» AIM OF THE EXERCISE
Copy out, from the entries below, each line holding the string "Totales".

# RECORDS SUPPLIED start

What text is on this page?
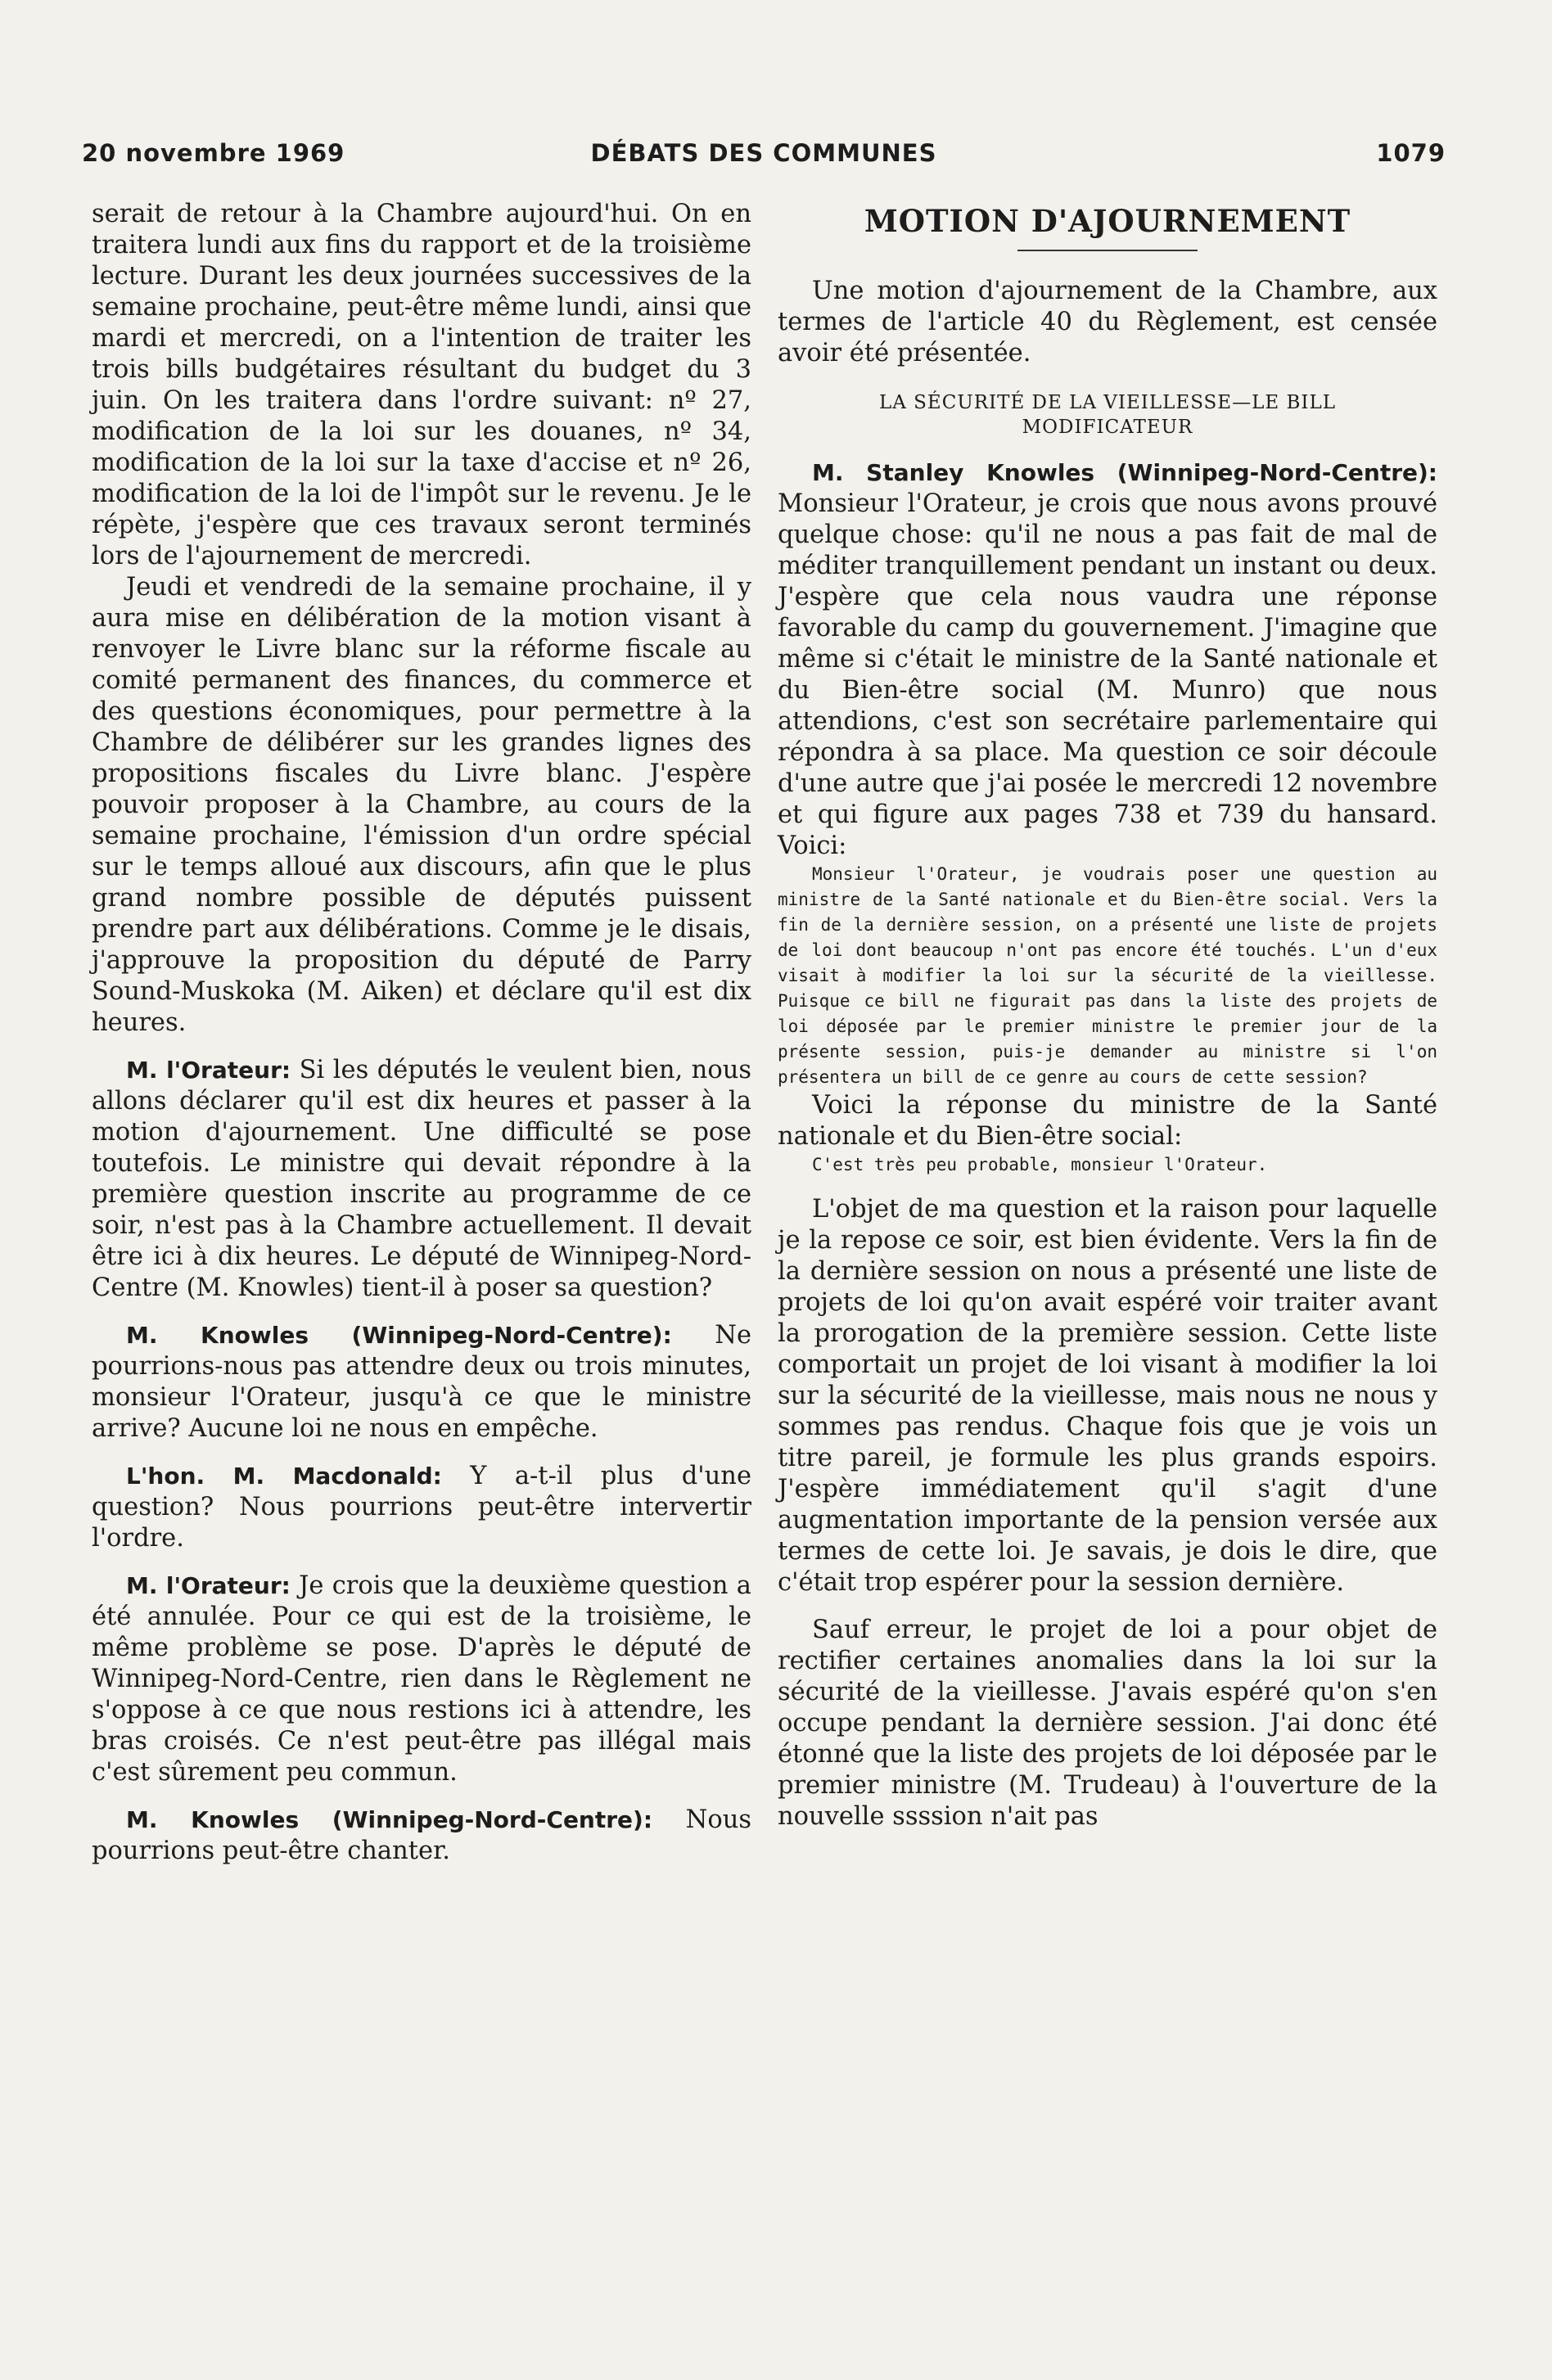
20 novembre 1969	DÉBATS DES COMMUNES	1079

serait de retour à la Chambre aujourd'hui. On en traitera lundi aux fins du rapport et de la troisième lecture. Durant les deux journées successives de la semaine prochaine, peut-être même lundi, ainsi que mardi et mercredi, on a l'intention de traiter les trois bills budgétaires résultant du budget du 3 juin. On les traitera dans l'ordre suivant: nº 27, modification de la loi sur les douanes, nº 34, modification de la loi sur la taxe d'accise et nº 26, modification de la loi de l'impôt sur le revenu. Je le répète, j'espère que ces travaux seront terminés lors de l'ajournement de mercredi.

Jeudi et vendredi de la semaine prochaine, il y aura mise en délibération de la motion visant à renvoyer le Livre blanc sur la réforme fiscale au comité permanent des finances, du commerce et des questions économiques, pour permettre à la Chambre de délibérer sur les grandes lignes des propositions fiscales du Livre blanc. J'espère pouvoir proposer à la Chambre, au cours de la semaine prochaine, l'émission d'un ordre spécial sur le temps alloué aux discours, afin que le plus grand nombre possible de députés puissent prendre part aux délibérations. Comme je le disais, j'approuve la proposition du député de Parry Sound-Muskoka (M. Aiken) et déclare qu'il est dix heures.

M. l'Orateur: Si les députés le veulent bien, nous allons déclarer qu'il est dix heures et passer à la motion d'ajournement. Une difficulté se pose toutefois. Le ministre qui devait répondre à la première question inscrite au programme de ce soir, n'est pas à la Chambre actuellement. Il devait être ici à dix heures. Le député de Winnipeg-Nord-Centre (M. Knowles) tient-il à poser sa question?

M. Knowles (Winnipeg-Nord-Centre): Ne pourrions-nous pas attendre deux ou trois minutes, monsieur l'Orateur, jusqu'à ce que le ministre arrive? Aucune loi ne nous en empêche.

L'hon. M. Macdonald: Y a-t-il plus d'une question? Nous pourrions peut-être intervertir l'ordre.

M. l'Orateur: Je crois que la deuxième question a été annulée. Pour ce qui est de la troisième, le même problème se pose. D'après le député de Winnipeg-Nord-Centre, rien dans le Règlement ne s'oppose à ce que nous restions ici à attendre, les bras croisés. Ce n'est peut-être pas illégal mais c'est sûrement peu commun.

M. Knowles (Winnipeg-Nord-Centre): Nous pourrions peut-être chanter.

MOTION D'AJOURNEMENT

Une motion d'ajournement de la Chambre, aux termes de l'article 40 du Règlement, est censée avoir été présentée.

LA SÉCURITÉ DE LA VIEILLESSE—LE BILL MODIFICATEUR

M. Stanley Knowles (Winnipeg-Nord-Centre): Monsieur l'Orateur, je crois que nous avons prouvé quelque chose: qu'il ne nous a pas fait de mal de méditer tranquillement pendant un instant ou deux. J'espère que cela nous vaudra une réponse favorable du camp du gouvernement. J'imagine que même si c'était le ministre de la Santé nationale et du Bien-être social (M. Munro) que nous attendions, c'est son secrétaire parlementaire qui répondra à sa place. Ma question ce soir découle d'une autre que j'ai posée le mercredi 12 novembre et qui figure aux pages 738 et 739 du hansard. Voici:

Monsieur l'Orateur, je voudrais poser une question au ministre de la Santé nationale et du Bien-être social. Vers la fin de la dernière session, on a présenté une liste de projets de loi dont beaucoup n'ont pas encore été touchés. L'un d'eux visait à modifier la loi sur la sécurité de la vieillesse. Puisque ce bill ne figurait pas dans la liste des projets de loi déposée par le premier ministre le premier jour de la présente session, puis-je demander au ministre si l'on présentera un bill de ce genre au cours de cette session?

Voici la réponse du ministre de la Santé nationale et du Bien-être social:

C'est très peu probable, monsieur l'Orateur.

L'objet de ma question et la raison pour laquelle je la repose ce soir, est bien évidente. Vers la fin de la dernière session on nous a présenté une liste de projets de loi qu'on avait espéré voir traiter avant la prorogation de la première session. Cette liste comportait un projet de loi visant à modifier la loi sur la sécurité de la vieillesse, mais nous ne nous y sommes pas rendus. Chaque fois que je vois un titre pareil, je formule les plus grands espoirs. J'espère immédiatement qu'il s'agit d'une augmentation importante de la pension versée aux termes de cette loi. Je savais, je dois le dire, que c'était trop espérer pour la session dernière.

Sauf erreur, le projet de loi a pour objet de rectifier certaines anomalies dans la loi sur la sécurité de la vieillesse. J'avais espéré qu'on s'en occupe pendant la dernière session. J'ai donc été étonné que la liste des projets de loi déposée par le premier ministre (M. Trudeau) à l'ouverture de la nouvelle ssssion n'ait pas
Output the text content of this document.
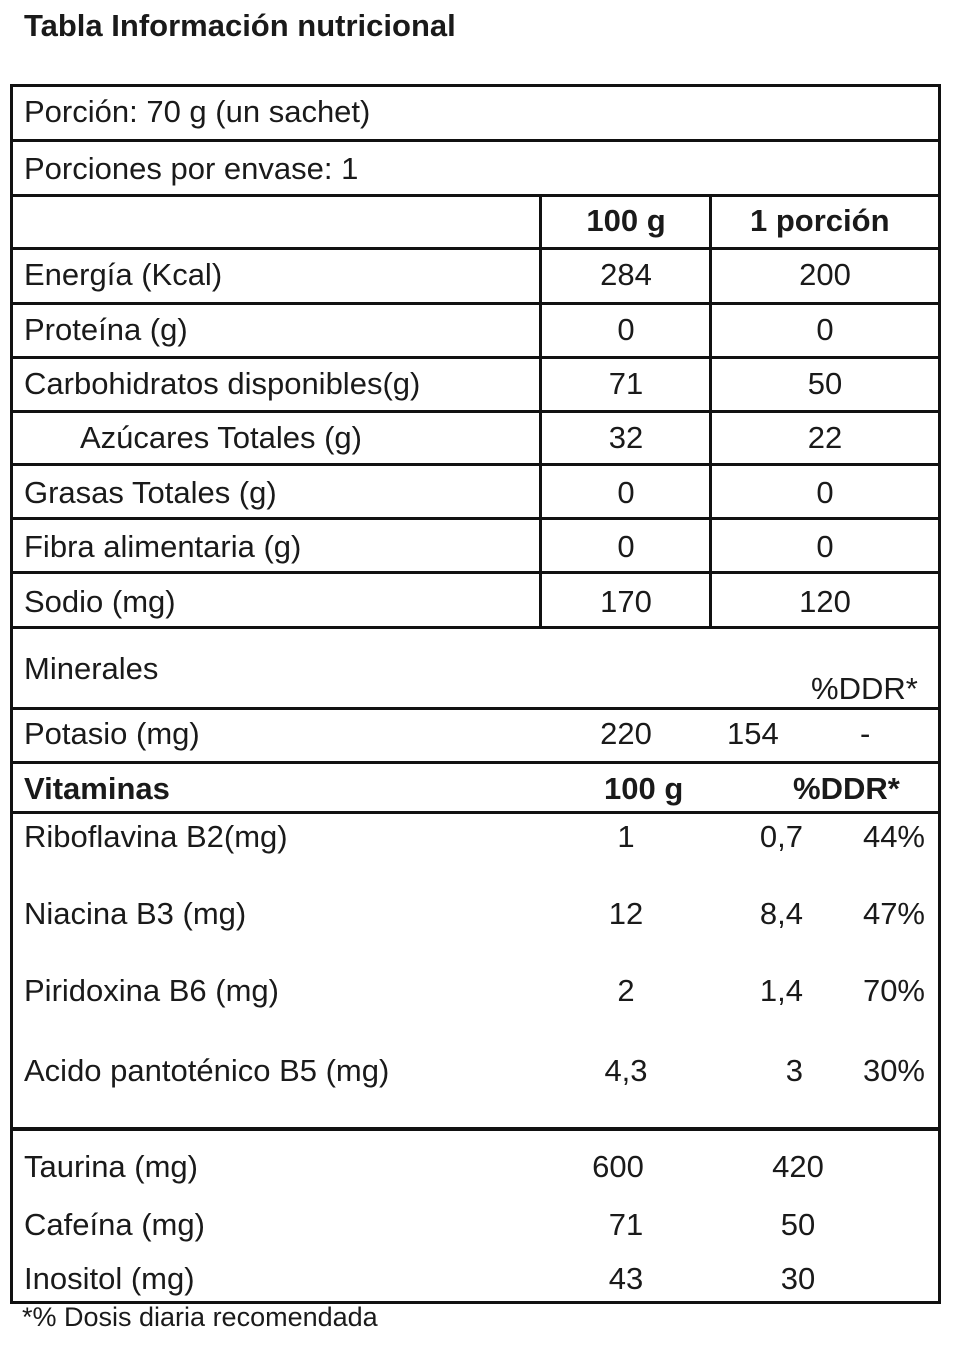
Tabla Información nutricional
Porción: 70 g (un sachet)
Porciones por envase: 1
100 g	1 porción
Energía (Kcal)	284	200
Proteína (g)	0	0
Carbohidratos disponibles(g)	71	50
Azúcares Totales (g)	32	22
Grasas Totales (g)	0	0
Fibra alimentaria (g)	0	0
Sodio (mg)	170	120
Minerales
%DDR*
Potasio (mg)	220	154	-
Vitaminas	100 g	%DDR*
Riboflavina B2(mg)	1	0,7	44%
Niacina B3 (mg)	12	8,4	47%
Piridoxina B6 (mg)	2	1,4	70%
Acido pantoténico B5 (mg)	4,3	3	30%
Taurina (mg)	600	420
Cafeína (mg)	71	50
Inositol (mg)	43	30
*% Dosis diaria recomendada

# RECORDS SUPPLIED end

» SOLUTION TO THIS TASK
Azúcares Totales (g)	32	22
Grasas Totales (g)	0	0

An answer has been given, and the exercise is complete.